Work to be completed
Retype each entry below, keeping every character the same.

The input
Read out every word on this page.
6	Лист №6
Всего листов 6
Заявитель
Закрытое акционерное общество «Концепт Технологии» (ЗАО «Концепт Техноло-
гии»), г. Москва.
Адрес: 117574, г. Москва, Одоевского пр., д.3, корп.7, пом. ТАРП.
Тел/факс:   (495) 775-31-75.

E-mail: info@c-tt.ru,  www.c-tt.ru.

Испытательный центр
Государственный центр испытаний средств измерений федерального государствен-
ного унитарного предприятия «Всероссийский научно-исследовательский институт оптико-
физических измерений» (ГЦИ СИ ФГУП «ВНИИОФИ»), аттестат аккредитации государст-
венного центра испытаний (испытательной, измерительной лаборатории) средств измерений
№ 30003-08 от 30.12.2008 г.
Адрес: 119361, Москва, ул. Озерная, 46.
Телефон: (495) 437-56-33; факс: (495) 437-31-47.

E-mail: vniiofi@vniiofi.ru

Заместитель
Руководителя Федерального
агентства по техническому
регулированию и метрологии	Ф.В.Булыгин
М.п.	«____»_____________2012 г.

Written solution
Read out every word on this page.
6	Лист №6
Всего листов 6
Заявитель
Закрытое акционерное общество «Концепт Технологии» (ЗАО «Концепт Техноло-
гии»), г. Москва.
Адрес: 117574, г. Москва, Одоевского пр., д.3, корп.7, пом. ТАРП.
Тел/факс:   (495) 775-31-75.

E-mail: info@c-tt.ru,  www.c-tt.ru.

Испытательный центр
Государственный центр испытаний средств измерений федерального государствен-
ного унитарного предприятия «Всероссийский научно-исследовательский институт оптико-
физических измерений» (ГЦИ СИ ФГУП «ВНИИОФИ»), аттестат аккредитации государст-
венного центра испытаний (испытательной, измерительной лаборатории) средств измерений
№ 30003-08 от 30.12.2008 г.
Адрес: 119361, Москва, ул. Озерная, 46.
Телефон: (495) 437-56-33; факс: (495) 437-31-47.

E-mail: vniiofi@vniiofi.ru

Заместитель
Руководителя Федерального
агентства по техническому
регулированию и метрологии	Ф.В.Булыгин
М.п.	«____»_____________2012 г.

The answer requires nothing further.